**Records shown**

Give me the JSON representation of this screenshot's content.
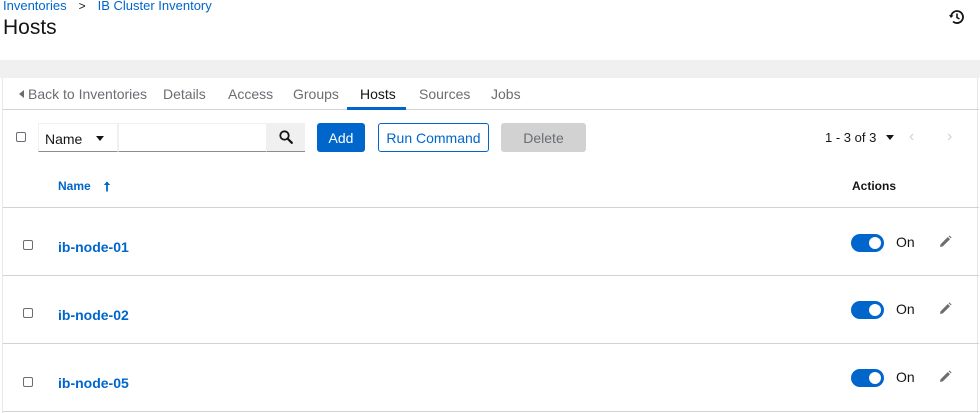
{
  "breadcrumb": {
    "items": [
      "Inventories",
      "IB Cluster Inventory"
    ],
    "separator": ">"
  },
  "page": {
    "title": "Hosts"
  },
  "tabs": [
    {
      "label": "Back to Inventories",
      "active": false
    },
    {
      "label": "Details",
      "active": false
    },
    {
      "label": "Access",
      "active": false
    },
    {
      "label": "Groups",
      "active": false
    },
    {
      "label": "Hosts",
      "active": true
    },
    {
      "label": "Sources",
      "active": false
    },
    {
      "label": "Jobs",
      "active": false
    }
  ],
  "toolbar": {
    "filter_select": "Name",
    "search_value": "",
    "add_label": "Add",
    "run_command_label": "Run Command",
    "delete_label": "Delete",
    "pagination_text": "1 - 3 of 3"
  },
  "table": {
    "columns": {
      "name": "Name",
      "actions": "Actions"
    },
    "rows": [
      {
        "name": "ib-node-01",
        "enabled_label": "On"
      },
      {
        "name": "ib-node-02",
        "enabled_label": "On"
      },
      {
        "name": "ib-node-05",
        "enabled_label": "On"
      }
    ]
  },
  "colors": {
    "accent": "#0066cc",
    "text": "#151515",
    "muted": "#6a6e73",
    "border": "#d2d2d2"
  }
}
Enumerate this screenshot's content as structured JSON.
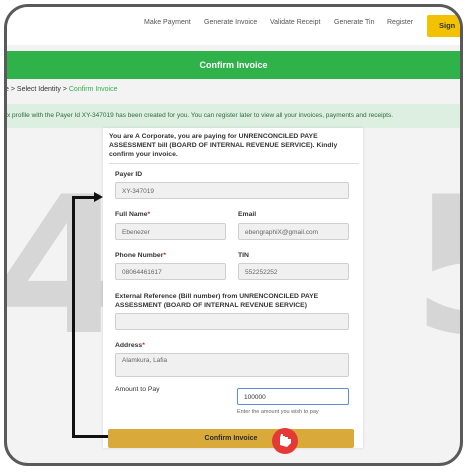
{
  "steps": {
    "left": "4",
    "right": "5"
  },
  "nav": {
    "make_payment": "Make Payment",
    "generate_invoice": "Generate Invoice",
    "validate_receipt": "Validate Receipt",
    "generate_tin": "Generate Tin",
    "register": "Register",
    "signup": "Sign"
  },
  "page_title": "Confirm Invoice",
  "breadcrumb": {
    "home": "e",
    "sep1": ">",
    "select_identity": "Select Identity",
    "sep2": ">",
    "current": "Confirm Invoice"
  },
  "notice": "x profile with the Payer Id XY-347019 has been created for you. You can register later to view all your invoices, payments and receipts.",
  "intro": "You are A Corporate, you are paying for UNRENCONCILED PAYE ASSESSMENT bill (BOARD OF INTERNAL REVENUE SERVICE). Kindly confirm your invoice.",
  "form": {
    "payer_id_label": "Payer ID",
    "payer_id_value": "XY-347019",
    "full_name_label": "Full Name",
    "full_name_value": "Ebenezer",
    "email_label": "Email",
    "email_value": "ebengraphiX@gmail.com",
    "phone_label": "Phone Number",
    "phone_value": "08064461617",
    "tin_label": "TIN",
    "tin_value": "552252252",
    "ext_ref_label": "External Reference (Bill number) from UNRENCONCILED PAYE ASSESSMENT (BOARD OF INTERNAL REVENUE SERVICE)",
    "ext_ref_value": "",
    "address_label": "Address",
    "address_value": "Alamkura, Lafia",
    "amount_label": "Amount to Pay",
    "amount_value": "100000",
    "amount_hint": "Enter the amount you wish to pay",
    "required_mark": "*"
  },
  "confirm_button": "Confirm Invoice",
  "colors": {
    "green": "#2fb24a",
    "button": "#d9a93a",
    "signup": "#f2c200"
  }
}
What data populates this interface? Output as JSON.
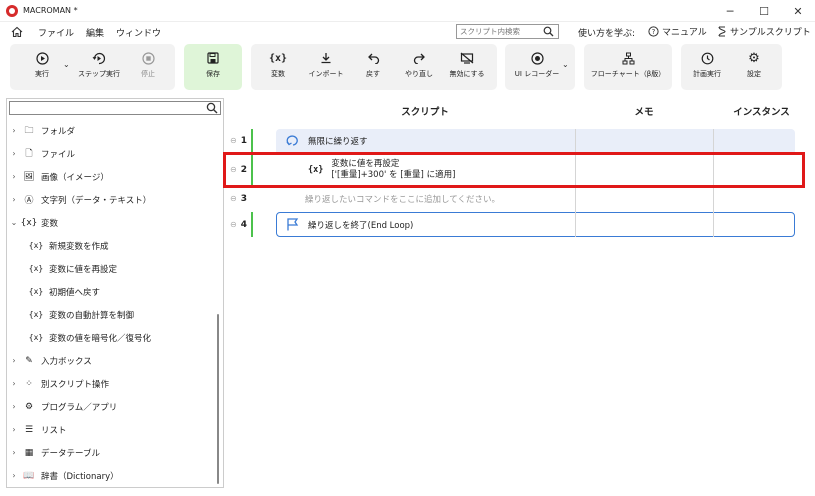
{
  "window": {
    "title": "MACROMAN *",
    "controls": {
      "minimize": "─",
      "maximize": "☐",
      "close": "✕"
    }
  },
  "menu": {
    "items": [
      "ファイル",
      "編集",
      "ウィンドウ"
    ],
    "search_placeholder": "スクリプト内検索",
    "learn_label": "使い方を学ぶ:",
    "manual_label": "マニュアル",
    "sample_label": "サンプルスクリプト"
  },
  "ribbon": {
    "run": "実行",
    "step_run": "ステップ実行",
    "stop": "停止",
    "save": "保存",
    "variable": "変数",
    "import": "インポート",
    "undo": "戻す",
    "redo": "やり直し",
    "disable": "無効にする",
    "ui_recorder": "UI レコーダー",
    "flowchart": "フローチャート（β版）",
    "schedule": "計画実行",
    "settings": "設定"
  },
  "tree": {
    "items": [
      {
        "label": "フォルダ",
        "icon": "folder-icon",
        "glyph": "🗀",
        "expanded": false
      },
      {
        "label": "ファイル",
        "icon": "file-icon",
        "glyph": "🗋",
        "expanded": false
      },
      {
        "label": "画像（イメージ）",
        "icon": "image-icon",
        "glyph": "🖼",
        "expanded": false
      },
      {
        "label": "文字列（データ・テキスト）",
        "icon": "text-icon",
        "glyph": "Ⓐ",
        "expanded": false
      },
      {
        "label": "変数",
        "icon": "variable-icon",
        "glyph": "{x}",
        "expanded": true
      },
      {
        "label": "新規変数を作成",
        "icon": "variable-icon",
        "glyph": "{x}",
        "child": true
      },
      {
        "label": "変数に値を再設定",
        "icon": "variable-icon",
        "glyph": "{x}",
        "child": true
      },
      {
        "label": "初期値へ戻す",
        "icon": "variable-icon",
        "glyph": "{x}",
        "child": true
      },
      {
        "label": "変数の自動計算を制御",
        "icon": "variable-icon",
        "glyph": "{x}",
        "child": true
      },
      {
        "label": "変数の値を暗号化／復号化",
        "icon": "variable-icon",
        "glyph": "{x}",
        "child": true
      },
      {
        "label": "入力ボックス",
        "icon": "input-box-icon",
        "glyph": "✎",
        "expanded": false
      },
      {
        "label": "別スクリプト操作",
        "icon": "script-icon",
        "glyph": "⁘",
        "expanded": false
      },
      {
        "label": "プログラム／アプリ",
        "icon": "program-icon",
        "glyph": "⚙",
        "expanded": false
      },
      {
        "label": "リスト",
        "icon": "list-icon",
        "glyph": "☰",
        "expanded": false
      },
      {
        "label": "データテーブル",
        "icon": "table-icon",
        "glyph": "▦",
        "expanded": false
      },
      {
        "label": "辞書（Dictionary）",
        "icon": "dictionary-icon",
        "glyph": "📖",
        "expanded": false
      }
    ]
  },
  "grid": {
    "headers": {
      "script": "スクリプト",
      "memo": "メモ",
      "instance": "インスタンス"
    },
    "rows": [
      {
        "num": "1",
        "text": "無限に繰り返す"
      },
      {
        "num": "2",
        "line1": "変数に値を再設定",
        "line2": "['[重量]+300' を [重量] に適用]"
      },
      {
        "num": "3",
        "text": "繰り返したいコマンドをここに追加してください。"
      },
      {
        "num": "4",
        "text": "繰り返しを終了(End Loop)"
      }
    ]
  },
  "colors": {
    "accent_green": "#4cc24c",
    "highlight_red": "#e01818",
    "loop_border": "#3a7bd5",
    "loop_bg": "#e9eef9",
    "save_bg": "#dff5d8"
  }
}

**Written request**
Write the lines above out again exactly, without any of their pictures.

**Correct response**
Give me the JSON representation of this screenshot's content.
{
  "breadcrumb": {
    "items": [
      "Inventories",
      "IB Cluster Inventory"
    ],
    "separator": ">"
  },
  "page": {
    "title": "Hosts"
  },
  "tabs": [
    {
      "label": "Back to Inventories",
      "active": false
    },
    {
      "label": "Details",
      "active": false
    },
    {
      "label": "Access",
      "active": false
    },
    {
      "label": "Groups",
      "active": false
    },
    {
      "label": "Hosts",
      "active": true
    },
    {
      "label": "Sources",
      "active": false
    },
    {
      "label": "Jobs",
      "active": false
    }
  ],
  "toolbar": {
    "filter_select": "Name",
    "search_value": "",
    "add_label": "Add",
    "run_command_label": "Run Command",
    "delete_label": "Delete",
    "pagination_text": "1 - 3 of 3"
  },
  "table": {
    "columns": {
      "name": "Name",
      "actions": "Actions"
    },
    "rows": [
      {
        "name": "ib-node-01",
        "enabled_label": "On"
      },
      {
        "name": "ib-node-02",
        "enabled_label": "On"
      },
      {
        "name": "ib-node-05",
        "enabled_label": "On"
      }
    ]
  },
  "colors": {
    "accent": "#0066cc",
    "text": "#151515",
    "muted": "#6a6e73",
    "border": "#d2d2d2"
  }
}
Enumerate this screenshot's content as structured JSON.
{
  "steps": {
    "left": "4",
    "right": "5"
  },
  "nav": {
    "make_payment": "Make Payment",
    "generate_invoice": "Generate Invoice",
    "validate_receipt": "Validate Receipt",
    "generate_tin": "Generate Tin",
    "register": "Register",
    "signup": "Sign"
  },
  "page_title": "Confirm Invoice",
  "breadcrumb": {
    "home": "e",
    "sep1": ">",
    "select_identity": "Select Identity",
    "sep2": ">",
    "current": "Confirm Invoice"
  },
  "notice": "x profile with the Payer Id XY-347019 has been created for you. You can register later to view all your invoices, payments and receipts.",
  "intro": "You are A Corporate, you are paying for UNRENCONCILED PAYE ASSESSMENT bill (BOARD OF INTERNAL REVENUE SERVICE). Kindly confirm your invoice.",
  "form": {
    "payer_id_label": "Payer ID",
    "payer_id_value": "XY-347019",
    "full_name_label": "Full Name",
    "full_name_value": "Ebenezer",
    "email_label": "Email",
    "email_value": "ebengraphiX@gmail.com",
    "phone_label": "Phone Number",
    "phone_value": "08064461617",
    "tin_label": "TIN",
    "tin_value": "552252252",
    "ext_ref_label": "External Reference (Bill number) from UNRENCONCILED PAYE ASSESSMENT (BOARD OF INTERNAL REVENUE SERVICE)",
    "ext_ref_value": "",
    "address_label": "Address",
    "address_value": "Alamkura, Lafia",
    "amount_label": "Amount to Pay",
    "amount_value": "100000",
    "amount_hint": "Enter the amount you wish to pay",
    "required_mark": "*"
  },
  "confirm_button": "Confirm Invoice",
  "colors": {
    "green": "#2fb24a",
    "button": "#d9a93a",
    "signup": "#f2c200"
  }
}
What data populates this interface? Output as JSON.
{
  "window": {
    "title": "MACROMAN *",
    "controls": {
      "minimize": "─",
      "maximize": "☐",
      "close": "✕"
    }
  },
  "menu": {
    "items": [
      "ファイル",
      "編集",
      "ウィンドウ"
    ],
    "search_placeholder": "スクリプト内検索",
    "learn_label": "使い方を学ぶ:",
    "manual_label": "マニュアル",
    "sample_label": "サンプルスクリプト"
  },
  "ribbon": {
    "run": "実行",
    "step_run": "ステップ実行",
    "stop": "停止",
    "save": "保存",
    "variable": "変数",
    "import": "インポート",
    "undo": "戻す",
    "redo": "やり直し",
    "disable": "無効にする",
    "ui_recorder": "UI レコーダー",
    "flowchart": "フローチャート（β版）",
    "schedule": "計画実行",
    "settings": "設定"
  },
  "tree": {
    "items": [
      {
        "label": "フォルダ",
        "icon": "folder-icon",
        "glyph": "🗀",
        "expanded": false
      },
      {
        "label": "ファイル",
        "icon": "file-icon",
        "glyph": "🗋",
        "expanded": false
      },
      {
        "label": "画像（イメージ）",
        "icon": "image-icon",
        "glyph": "🖼",
        "expanded": false
      },
      {
        "label": "文字列（データ・テキスト）",
        "icon": "text-icon",
        "glyph": "Ⓐ",
        "expanded": false
      },
      {
        "label": "変数",
        "icon": "variable-icon",
        "glyph": "{x}",
        "expanded": true
      },
      {
        "label": "新規変数を作成",
        "icon": "variable-icon",
        "glyph": "{x}",
        "child": true
      },
      {
        "label": "変数に値を再設定",
        "icon": "variable-icon",
        "glyph": "{x}",
        "child": true
      },
      {
        "label": "初期値へ戻す",
        "icon": "variable-icon",
        "glyph": "{x}",
        "child": true
      },
      {
        "label": "変数の自動計算を制御",
        "icon": "variable-icon",
        "glyph": "{x}",
        "child": true
      },
      {
        "label": "変数の値を暗号化／復号化",
        "icon": "variable-icon",
        "glyph": "{x}",
        "child": true
      },
      {
        "label": "入力ボックス",
        "icon": "input-box-icon",
        "glyph": "✎",
        "expanded": false
      },
      {
        "label": "別スクリプト操作",
        "icon": "script-icon",
        "glyph": "⁘",
        "expanded": false
      },
      {
        "label": "プログラム／アプリ",
        "icon": "program-icon",
        "glyph": "⚙",
        "expanded": false
      },
      {
        "label": "リスト",
        "icon": "list-icon",
        "glyph": "☰",
        "expanded": false
      },
      {
        "label": "データテーブル",
        "icon": "table-icon",
        "glyph": "▦",
        "expanded": false
      },
      {
        "label": "辞書（Dictionary）",
        "icon": "dictionary-icon",
        "glyph": "📖",
        "expanded": false
      }
    ]
  },
  "grid": {
    "headers": {
      "script": "スクリプト",
      "memo": "メモ",
      "instance": "インスタンス"
    },
    "rows": [
      {
        "num": "1",
        "text": "無限に繰り返す"
      },
      {
        "num": "2",
        "line1": "変数に値を再設定",
        "line2": "['[重量]+300' を [重量] に適用]"
      },
      {
        "num": "3",
        "text": "繰り返したいコマンドをここに追加してください。"
      },
      {
        "num": "4",
        "text": "繰り返しを終了(End Loop)"
      }
    ]
  },
  "colors": {
    "accent_green": "#4cc24c",
    "highlight_red": "#e01818",
    "loop_border": "#3a7bd5",
    "loop_bg": "#e9eef9",
    "save_bg": "#dff5d8"
  }
}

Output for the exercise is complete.